## TASK TO COMPLETE:
Reproduce each line exactly.

## ENTRIES:
————

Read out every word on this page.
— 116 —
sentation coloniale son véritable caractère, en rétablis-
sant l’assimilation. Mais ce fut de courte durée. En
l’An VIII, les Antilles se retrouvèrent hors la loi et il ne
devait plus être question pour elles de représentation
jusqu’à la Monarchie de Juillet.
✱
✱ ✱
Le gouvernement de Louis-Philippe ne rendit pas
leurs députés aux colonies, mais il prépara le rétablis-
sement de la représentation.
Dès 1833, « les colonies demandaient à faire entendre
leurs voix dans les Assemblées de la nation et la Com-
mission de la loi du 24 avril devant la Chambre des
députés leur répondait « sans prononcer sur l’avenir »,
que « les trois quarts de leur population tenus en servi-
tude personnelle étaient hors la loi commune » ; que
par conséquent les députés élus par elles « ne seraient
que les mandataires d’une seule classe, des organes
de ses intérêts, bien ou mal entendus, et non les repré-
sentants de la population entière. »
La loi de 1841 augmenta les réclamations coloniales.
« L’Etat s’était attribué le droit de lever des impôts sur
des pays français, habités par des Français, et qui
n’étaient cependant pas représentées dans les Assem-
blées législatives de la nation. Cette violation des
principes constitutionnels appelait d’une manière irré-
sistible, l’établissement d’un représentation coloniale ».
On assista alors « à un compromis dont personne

————

## SOLUTION:
Read out every word on this page.
— 116 —
sentation coloniale son véritable caractère, en rétablis-
sant l’assimilation. Mais ce fut de courte durée. En
l’An VIII, les Antilles se retrouvèrent hors la loi et il ne
devait plus être question pour elles de représentation
jusqu’à la Monarchie de Juillet.
✱
✱ ✱
Le gouvernement de Louis-Philippe ne rendit pas
leurs députés aux colonies, mais il prépara le rétablis-
sement de la représentation.
Dès 1833, « les colonies demandaient à faire entendre
leurs voix dans les Assemblées de la nation et la Com-
mission de la loi du 24 avril devant la Chambre des
députés leur répondait « sans prononcer sur l’avenir »,
que « les trois quarts de leur population tenus en servi-
tude personnelle étaient hors la loi commune » ; que
par conséquent les députés élus par elles « ne seraient
que les mandataires d’une seule classe, des organes
de ses intérêts, bien ou mal entendus, et non les repré-
sentants de la population entière. »
La loi de 1841 augmenta les réclamations coloniales.
« L’Etat s’était attribué le droit de lever des impôts sur
des pays français, habités par des Français, et qui
n’étaient cependant pas représentées dans les Assem-
blées législatives de la nation. Cette violation des
principes constitutionnels appelait d’une manière irré-
sistible, l’établissement d’un représentation coloniale ».
On assista alors « à un compromis dont personne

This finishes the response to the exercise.